#### What to work on
Copy every line that mentions the word "name".

#### Recorded data
▼
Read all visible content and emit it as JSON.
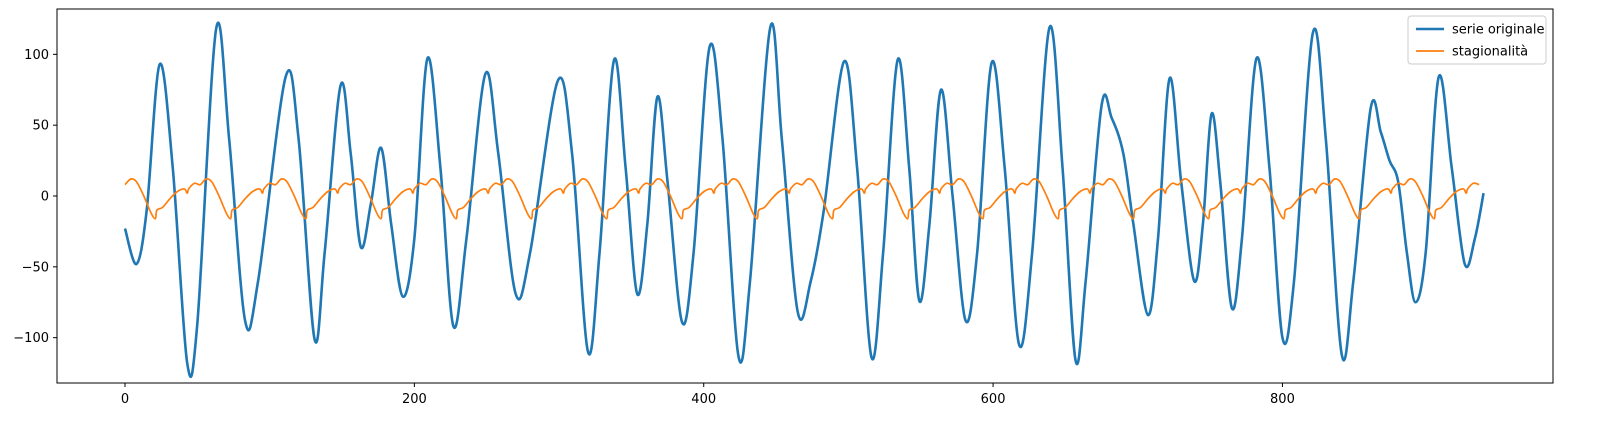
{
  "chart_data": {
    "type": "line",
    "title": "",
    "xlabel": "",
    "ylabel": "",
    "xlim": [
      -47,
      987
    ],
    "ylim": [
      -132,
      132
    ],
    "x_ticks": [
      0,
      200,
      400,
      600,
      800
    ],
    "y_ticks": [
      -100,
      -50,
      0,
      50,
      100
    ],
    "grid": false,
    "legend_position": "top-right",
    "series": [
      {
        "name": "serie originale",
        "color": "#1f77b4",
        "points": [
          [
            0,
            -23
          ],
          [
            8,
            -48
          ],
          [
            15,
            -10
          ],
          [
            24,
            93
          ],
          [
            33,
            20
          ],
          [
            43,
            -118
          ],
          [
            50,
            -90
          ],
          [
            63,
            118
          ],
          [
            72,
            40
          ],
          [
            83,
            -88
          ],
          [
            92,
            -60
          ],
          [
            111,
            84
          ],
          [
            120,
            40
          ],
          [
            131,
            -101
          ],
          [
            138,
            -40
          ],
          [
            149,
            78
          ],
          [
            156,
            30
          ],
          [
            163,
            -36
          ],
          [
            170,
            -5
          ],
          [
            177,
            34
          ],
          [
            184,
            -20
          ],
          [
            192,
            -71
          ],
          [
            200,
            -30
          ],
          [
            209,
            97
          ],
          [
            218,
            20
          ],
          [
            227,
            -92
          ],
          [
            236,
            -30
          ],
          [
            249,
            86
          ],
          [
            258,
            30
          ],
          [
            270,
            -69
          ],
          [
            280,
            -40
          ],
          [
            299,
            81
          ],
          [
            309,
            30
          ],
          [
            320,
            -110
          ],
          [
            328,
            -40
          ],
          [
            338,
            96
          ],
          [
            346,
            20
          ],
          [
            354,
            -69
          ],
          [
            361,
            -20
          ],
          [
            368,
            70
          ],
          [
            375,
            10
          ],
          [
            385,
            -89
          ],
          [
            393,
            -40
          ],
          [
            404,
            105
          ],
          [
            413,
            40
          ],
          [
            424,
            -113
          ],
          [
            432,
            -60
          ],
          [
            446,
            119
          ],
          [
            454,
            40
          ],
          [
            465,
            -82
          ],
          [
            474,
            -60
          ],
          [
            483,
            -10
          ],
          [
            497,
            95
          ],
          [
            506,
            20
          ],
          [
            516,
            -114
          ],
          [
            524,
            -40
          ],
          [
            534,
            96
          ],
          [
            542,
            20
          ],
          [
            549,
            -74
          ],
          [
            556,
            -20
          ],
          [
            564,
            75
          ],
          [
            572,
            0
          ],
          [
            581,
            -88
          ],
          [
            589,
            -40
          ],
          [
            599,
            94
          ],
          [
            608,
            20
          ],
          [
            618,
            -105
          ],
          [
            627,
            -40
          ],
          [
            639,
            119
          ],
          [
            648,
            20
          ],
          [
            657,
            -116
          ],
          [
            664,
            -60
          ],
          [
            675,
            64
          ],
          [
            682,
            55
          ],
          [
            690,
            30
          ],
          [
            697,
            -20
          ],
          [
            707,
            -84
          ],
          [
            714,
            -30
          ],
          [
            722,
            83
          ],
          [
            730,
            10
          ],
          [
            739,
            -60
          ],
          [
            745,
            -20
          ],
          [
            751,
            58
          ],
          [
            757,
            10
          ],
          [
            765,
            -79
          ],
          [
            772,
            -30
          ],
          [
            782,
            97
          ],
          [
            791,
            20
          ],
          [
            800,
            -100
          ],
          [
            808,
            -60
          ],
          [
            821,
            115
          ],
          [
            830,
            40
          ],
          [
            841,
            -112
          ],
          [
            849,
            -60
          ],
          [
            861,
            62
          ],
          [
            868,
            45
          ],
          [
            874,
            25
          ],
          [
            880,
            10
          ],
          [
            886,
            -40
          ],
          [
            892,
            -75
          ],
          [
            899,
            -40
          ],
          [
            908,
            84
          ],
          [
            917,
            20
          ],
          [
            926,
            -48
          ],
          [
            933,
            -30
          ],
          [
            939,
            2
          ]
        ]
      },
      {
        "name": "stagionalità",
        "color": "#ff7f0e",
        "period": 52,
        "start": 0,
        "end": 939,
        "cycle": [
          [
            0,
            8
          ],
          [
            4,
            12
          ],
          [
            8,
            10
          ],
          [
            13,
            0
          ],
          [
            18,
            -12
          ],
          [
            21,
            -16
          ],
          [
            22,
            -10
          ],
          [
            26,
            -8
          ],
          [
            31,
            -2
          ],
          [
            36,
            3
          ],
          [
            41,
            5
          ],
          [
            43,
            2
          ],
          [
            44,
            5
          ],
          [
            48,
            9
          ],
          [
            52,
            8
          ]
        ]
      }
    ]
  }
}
▲
#### Task output
        "name": "serie originale",
        "name": "stagionalità",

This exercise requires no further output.